____ Provided data

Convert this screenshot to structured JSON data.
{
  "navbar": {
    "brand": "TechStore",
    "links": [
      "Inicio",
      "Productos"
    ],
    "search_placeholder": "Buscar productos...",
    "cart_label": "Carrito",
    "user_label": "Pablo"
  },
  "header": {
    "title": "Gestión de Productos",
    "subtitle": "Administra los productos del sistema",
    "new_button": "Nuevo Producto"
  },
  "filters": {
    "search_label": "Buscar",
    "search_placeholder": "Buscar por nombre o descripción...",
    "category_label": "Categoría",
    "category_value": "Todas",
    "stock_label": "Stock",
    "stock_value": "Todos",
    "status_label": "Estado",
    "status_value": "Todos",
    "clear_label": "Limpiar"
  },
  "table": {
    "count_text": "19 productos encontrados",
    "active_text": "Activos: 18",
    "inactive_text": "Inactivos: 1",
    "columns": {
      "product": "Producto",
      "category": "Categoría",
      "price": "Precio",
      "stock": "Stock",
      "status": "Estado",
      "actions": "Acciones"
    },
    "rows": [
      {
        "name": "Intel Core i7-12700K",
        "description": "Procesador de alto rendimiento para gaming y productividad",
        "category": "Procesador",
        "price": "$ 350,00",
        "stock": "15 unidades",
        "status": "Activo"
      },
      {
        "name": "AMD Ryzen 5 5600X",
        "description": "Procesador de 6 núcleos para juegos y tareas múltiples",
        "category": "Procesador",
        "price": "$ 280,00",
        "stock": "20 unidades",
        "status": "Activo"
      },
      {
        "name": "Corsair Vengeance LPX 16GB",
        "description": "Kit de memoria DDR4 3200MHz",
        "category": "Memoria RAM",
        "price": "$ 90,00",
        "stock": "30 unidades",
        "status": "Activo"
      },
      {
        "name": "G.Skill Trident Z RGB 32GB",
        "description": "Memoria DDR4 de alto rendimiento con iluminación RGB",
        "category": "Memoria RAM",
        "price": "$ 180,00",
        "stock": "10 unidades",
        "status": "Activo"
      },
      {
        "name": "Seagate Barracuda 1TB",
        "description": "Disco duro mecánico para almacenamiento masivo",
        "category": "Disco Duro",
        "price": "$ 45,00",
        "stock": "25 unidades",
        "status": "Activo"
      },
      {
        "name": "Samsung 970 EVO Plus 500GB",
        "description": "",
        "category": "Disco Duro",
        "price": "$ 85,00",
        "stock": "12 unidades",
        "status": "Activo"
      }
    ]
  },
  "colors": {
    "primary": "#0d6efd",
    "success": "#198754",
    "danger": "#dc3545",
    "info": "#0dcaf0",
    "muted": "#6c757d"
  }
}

________

Written exercise - Identify all lines in the records above with the word "para".

Task output -
        "description": "Procesador de alto rendimiento para gaming y productividad",
        "description": "Procesador de 6 núcleos para juegos y tareas múltiples",
        "description": "Disco duro mecánico para almacenamiento masivo",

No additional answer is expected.